-- begin --

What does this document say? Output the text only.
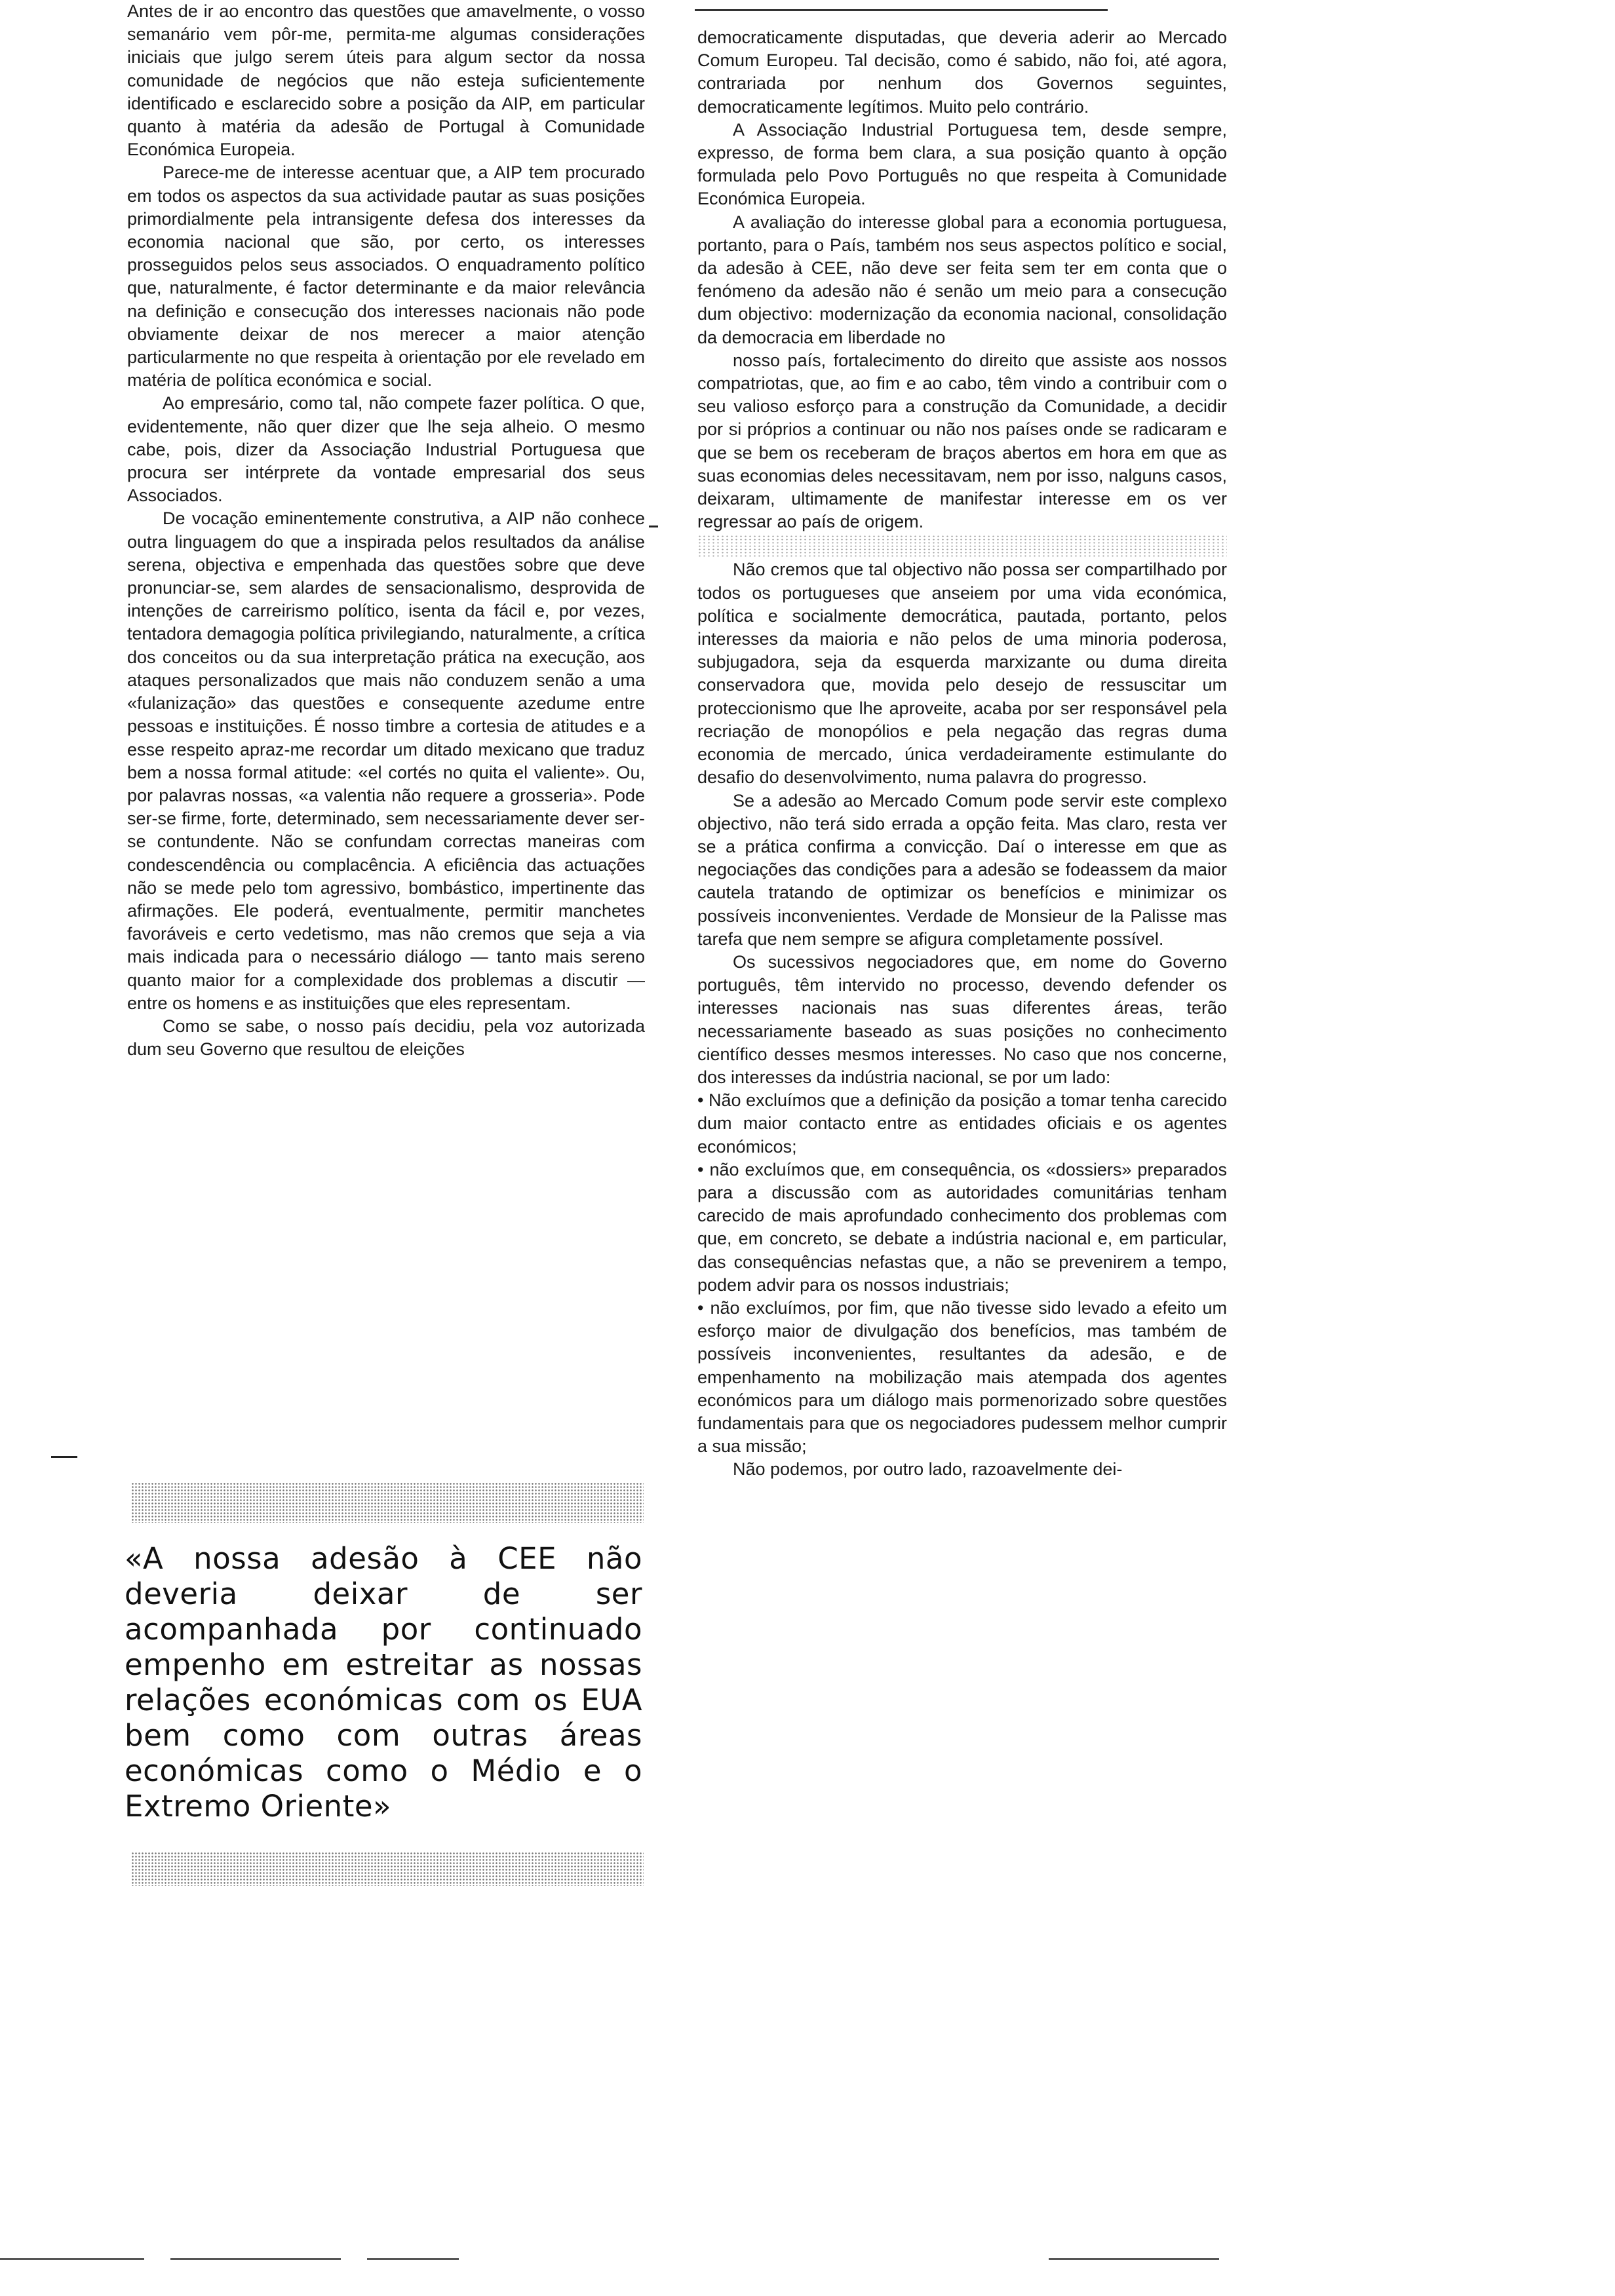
Antes de ir ao encontro das questões que amavelmente, o vosso semanário vem pôr-me, permita-me algumas considerações iniciais que julgo serem úteis para algum sector da nossa comunidade de negócios que não esteja suficientemente identificado e esclarecido sobre a posição da AIP, em particular quanto à matéria da adesão de Portugal à Comunidade Económica Europeia.

Parece-me de interesse acentuar que, a AIP tem procurado em todos os aspectos da sua actividade pautar as suas posições primordialmente pela intransigente defesa dos interesses da economia nacional que são, por certo, os interesses prosseguidos pelos seus associados. O enquadramento político que, naturalmente, é factor determinante e da maior relevância na definição e consecução dos interesses nacionais não pode obviamente deixar de nos merecer a maior atenção particularmente no que respeita à orientação por ele revelado em matéria de política económica e social.

Ao empresário, como tal, não compete fazer política. O que, evidentemente, não quer dizer que lhe seja alheio. O mesmo cabe, pois, dizer da Associação Industrial Portuguesa que procura ser intérprete da vontade empresarial dos seus Associados.

De vocação eminentemente construtiva, a AIP não conhece outra linguagem do que a inspirada pelos resultados da análise serena, objectiva e empenhada das questões sobre que deve pronunciar-se, sem alardes de sensacionalismo, desprovida de intenções de carreirismo político, isenta da fácil e, por vezes, tentadora demagogia política privilegiando, naturalmente, a crítica dos conceitos ou da sua interpretação prática na execução, aos ataques personalizados que mais não conduzem senão a uma «fulanização» das questões e consequente azedume entre pessoas e instituições. É nosso timbre a cortesia de atitudes e a esse respeito apraz-me recordar um ditado mexicano que traduz bem a nossa formal atitude: «el cortés no quita el valiente». Ou, por palavras nossas, «a valentia não requere a grosseria». Pode ser-se firme, forte, determinado, sem necessariamente dever ser-se contundente. Não se confundam correctas maneiras com condescendência ou complacência. A eficiência das actuações não se mede pelo tom agressivo, bombástico, impertinente das afirmações. Ele poderá, eventualmente, permitir manchetes favoráveis e certo vedetismo, mas não cremos que seja a via mais indicada para o necessário diálogo — tanto mais sereno quanto maior for a complexidade dos problemas a discutir — entre os homens e as instituições que eles representam.

Como se sabe, o nosso país decidiu, pela voz autorizada dum seu Governo que resultou de eleições

«A nossa adesão à CEE não deveria deixar de ser acompanhada por continuado empenho em estreitar as nossas relações económicas com os EUA bem como com outras áreas económicas como o Médio e o Extremo Oriente»

democraticamente disputadas, que deveria aderir ao Mercado Comum Europeu. Tal decisão, como é sabido, não foi, até agora, contrariada por nenhum dos Governos seguintes, democraticamente legítimos. Muito pelo contrário.

A Associação Industrial Portuguesa tem, desde sempre, expresso, de forma bem clara, a sua posição quanto à opção formulada pelo Povo Português no que respeita à Comunidade Económica Europeia.

A avaliação do interesse global para a economia portuguesa, portanto, para o País, também nos seus aspectos político e social, da adesão à CEE, não deve ser feita sem ter em conta que o fenómeno da adesão não é senão um meio para a consecução dum objectivo: modernização da economia nacional, consolidação da democracia em liberdade no

nosso país, fortalecimento do direito que assiste aos nossos compatriotas, que, ao fim e ao cabo, têm vindo a contribuir com o seu valioso esforço para a construção da Comunidade, a decidir por si próprios a continuar ou não nos países onde se radicaram e que se bem os receberam de braços abertos em hora em que as suas economias deles necessitavam, nem por isso, nalguns casos, deixaram, ultimamente de manifestar interesse em os ver regressar ao país de origem.

Não cremos que tal objectivo não possa ser compartilhado por todos os portugueses que anseiem por uma vida económica, política e socialmente democrática, pautada, portanto, pelos interesses da maioria e não pelos de uma minoria poderosa, subjugadora, seja da esquerda marxizante ou duma direita conservadora que, movida pelo desejo de ressuscitar um proteccionismo que lhe aproveite, acaba por ser responsável pela recriação de monopólios e pela negação das regras duma economia de mercado, única verdadeiramente estimulante do desafio do desenvolvimento, numa palavra do progresso.

Se a adesão ao Mercado Comum pode servir este complexo objectivo, não terá sido errada a opção feita. Mas claro, resta ver se a prática confirma a convicção. Daí o interesse em que as negociações das condições para a adesão se fodeassem da maior cautela tratando de optimizar os benefícios e minimizar os possíveis inconvenientes. Verdade de Monsieur de la Palisse mas tarefa que nem sempre se afigura completamente possível.

Os sucessivos negociadores que, em nome do Governo português, têm intervido no processo, devendo defender os interesses nacionais nas suas diferentes áreas, terão necessariamente baseado as suas posições no conhecimento científico desses mesmos interesses. No caso que nos concerne, dos interesses da indústria nacional, se por um lado:

• Não excluímos que a definição da posição a tomar tenha carecido dum maior contacto entre as entidades oficiais e os agentes económicos;

• não excluímos que, em consequência, os «dossiers» preparados para a discussão com as autoridades comunitárias tenham carecido de mais aprofundado conhecimento dos problemas com que, em concreto, se debate a indústria nacional e, em particular, das consequências nefastas que, a não se prevenirem a tempo, podem advir para os nossos industriais;

• não excluímos, por fim, que não tivesse sido levado a efeito um esforço maior de divulgação dos benefícios, mas também de possíveis inconvenientes, resultantes da adesão, e de empenhamento na mobilização mais atempada dos agentes económicos para um diálogo mais pormenorizado sobre questões fundamentais para que os negociadores pudessem melhor cumprir a sua missão;

Não podemos, por outro lado, razoavelmente dei-
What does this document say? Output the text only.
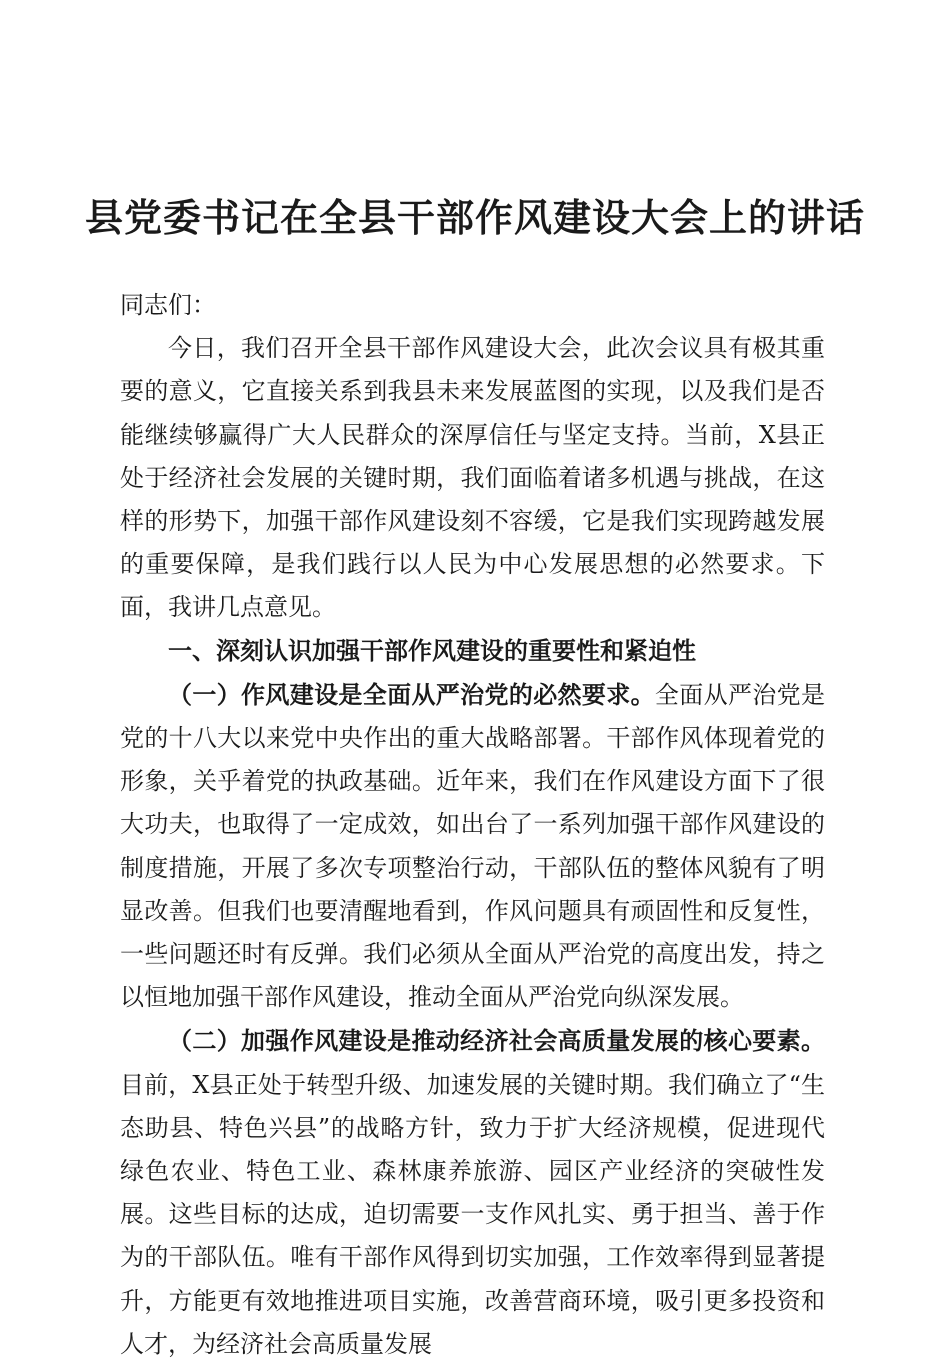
县党委书记在全县干部作风建设大会上的讲话

同志们：

今日，我们召开全县干部作风建设大会，此次会议具有极其重要的意义，它直接关系到我县未来发展蓝图的实现，以及我们是否能继续够赢得广大人民群众的深厚信任与坚定支持。当前，X县正处于经济社会发展的关键时期，我们面临着诸多机遇与挑战，在这样的形势下，加强干部作风建设刻不容缓，它是我们实现跨越发展的重要保障，是我们践行以人民为中心发展思想的必然要求。下面，我讲几点意见。

一、深刻认识加强干部作风建设的重要性和紧迫性

（一）作风建设是全面从严治党的必然要求。全面从严治党是党的十八大以来党中央作出的重大战略部署。干部作风体现着党的形象，关乎着党的执政基础。近年来，我们在作风建设方面下了很大功夫，也取得了一定成效，如出台了一系列加强干部作风建设的制度措施，开展了多次专项整治行动，干部队伍的整体风貌有了明显改善。但我们也要清醒地看到，作风问题具有顽固性和反复性，一些问题还时有反弹。我们必须从全面从严治党的高度出发，持之以恒地加强干部作风建设，推动全面从严治党向纵深发展。

（二）加强作风建设是推动经济社会高质量发展的核心要素。目前，X县正处于转型升级、加速发展的关键时期。我们确立了“生态助县、特色兴县”的战略方针，致力于扩大经济规模，促进现代绿色农业、特色工业、森林康养旅游、园区产业经济的突破性发展。这些目标的达成，迫切需要一支作风扎实、勇于担当、善于作为的干部队伍。唯有干部作风得到切实加强，工作效率得到显著提升，方能更有效地推进项目实施，改善营商环境，吸引更多投资和人才，为经济社会高质量发展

-- end --

* Direction
Give back every line exactly as it stands, pictures excluded.

* Final answer
What does this document say? Output the text only.
Antes de ir ao encontro das questões que amavelmente, o vosso semanário vem pôr-me, permita-me algumas considerações iniciais que julgo serem úteis para algum sector da nossa comunidade de negócios que não esteja suficientemente identificado e esclarecido sobre a posição da AIP, em particular quanto à matéria da adesão de Portugal à Comunidade Económica Europeia.

Parece-me de interesse acentuar que, a AIP tem procurado em todos os aspectos da sua actividade pautar as suas posições primordialmente pela intransigente defesa dos interesses da economia nacional que são, por certo, os interesses prosseguidos pelos seus associados. O enquadramento político que, naturalmente, é factor determinante e da maior relevância na definição e consecução dos interesses nacionais não pode obviamente deixar de nos merecer a maior atenção particularmente no que respeita à orientação por ele revelado em matéria de política económica e social.

Ao empresário, como tal, não compete fazer política. O que, evidentemente, não quer dizer que lhe seja alheio. O mesmo cabe, pois, dizer da Associação Industrial Portuguesa que procura ser intérprete da vontade empresarial dos seus Associados.

De vocação eminentemente construtiva, a AIP não conhece outra linguagem do que a inspirada pelos resultados da análise serena, objectiva e empenhada das questões sobre que deve pronunciar-se, sem alardes de sensacionalismo, desprovida de intenções de carreirismo político, isenta da fácil e, por vezes, tentadora demagogia política privilegiando, naturalmente, a crítica dos conceitos ou da sua interpretação prática na execução, aos ataques personalizados que mais não conduzem senão a uma «fulanização» das questões e consequente azedume entre pessoas e instituições. É nosso timbre a cortesia de atitudes e a esse respeito apraz-me recordar um ditado mexicano que traduz bem a nossa formal atitude: «el cortés no quita el valiente». Ou, por palavras nossas, «a valentia não requere a grosseria». Pode ser-se firme, forte, determinado, sem necessariamente dever ser-se contundente. Não se confundam correctas maneiras com condescendência ou complacência. A eficiência das actuações não se mede pelo tom agressivo, bombástico, impertinente das afirmações. Ele poderá, eventualmente, permitir manchetes favoráveis e certo vedetismo, mas não cremos que seja a via mais indicada para o necessário diálogo — tanto mais sereno quanto maior for a complexidade dos problemas a discutir — entre os homens e as instituições que eles representam.

Como se sabe, o nosso país decidiu, pela voz autorizada dum seu Governo que resultou de eleições

«A nossa adesão à CEE não deveria deixar de ser acompanhada por continuado empenho em estreitar as nossas relações económicas com os EUA bem como com outras áreas económicas como o Médio e o Extremo Oriente»

democraticamente disputadas, que deveria aderir ao Mercado Comum Europeu. Tal decisão, como é sabido, não foi, até agora, contrariada por nenhum dos Governos seguintes, democraticamente legítimos. Muito pelo contrário.

A Associação Industrial Portuguesa tem, desde sempre, expresso, de forma bem clara, a sua posição quanto à opção formulada pelo Povo Português no que respeita à Comunidade Económica Europeia.

A avaliação do interesse global para a economia portuguesa, portanto, para o País, também nos seus aspectos político e social, da adesão à CEE, não deve ser feita sem ter em conta que o fenómeno da adesão não é senão um meio para a consecução dum objectivo: modernização da economia nacional, consolidação da democracia em liberdade no

nosso país, fortalecimento do direito que assiste aos nossos compatriotas, que, ao fim e ao cabo, têm vindo a contribuir com o seu valioso esforço para a construção da Comunidade, a decidir por si próprios a continuar ou não nos países onde se radicaram e que se bem os receberam de braços abertos em hora em que as suas economias deles necessitavam, nem por isso, nalguns casos, deixaram, ultimamente de manifestar interesse em os ver regressar ao país de origem.

Não cremos que tal objectivo não possa ser compartilhado por todos os portugueses que anseiem por uma vida económica, política e socialmente democrática, pautada, portanto, pelos interesses da maioria e não pelos de uma minoria poderosa, subjugadora, seja da esquerda marxizante ou duma direita conservadora que, movida pelo desejo de ressuscitar um proteccionismo que lhe aproveite, acaba por ser responsável pela recriação de monopólios e pela negação das regras duma economia de mercado, única verdadeiramente estimulante do desafio do desenvolvimento, numa palavra do progresso.

Se a adesão ao Mercado Comum pode servir este complexo objectivo, não terá sido errada a opção feita. Mas claro, resta ver se a prática confirma a convicção. Daí o interesse em que as negociações das condições para a adesão se fodeassem da maior cautela tratando de optimizar os benefícios e minimizar os possíveis inconvenientes. Verdade de Monsieur de la Palisse mas tarefa que nem sempre se afigura completamente possível.

Os sucessivos negociadores que, em nome do Governo português, têm intervido no processo, devendo defender os interesses nacionais nas suas diferentes áreas, terão necessariamente baseado as suas posições no conhecimento científico desses mesmos interesses. No caso que nos concerne, dos interesses da indústria nacional, se por um lado:

• Não excluímos que a definição da posição a tomar tenha carecido dum maior contacto entre as entidades oficiais e os agentes económicos;

• não excluímos que, em consequência, os «dossiers» preparados para a discussão com as autoridades comunitárias tenham carecido de mais aprofundado conhecimento dos problemas com que, em concreto, se debate a indústria nacional e, em particular, das consequências nefastas que, a não se prevenirem a tempo, podem advir para os nossos industriais;

• não excluímos, por fim, que não tivesse sido levado a efeito um esforço maior de divulgação dos benefícios, mas também de possíveis inconvenientes, resultantes da adesão, e de empenhamento na mobilização mais atempada dos agentes económicos para um diálogo mais pormenorizado sobre questões fundamentais para que os negociadores pudessem melhor cumprir a sua missão;

Não podemos, por outro lado, razoavelmente dei-
What does this document say? Output the text only.
县党委书记在全县干部作风建设大会上的讲话

同志们：

今日，我们召开全县干部作风建设大会，此次会议具有极其重要的意义，它直接关系到我县未来发展蓝图的实现，以及我们是否能继续够赢得广大人民群众的深厚信任与坚定支持。当前，X县正处于经济社会发展的关键时期，我们面临着诸多机遇与挑战，在这样的形势下，加强干部作风建设刻不容缓，它是我们实现跨越发展的重要保障，是我们践行以人民为中心发展思想的必然要求。下面，我讲几点意见。

一、深刻认识加强干部作风建设的重要性和紧迫性

（一）作风建设是全面从严治党的必然要求。全面从严治党是党的十八大以来党中央作出的重大战略部署。干部作风体现着党的形象，关乎着党的执政基础。近年来，我们在作风建设方面下了很大功夫，也取得了一定成效，如出台了一系列加强干部作风建设的制度措施，开展了多次专项整治行动，干部队伍的整体风貌有了明显改善。但我们也要清醒地看到，作风问题具有顽固性和反复性，一些问题还时有反弹。我们必须从全面从严治党的高度出发，持之以恒地加强干部作风建设，推动全面从严治党向纵深发展。

（二）加强作风建设是推动经济社会高质量发展的核心要素。目前，X县正处于转型升级、加速发展的关键时期。我们确立了“生态助县、特色兴县”的战略方针，致力于扩大经济规模，促进现代绿色农业、特色工业、森林康养旅游、园区产业经济的突破性发展。这些目标的达成，迫切需要一支作风扎实、勇于担当、善于作为的干部队伍。唯有干部作风得到切实加强，工作效率得到显著提升，方能更有效地推进项目实施，改善营商环境，吸引更多投资和人才，为经济社会高质量发展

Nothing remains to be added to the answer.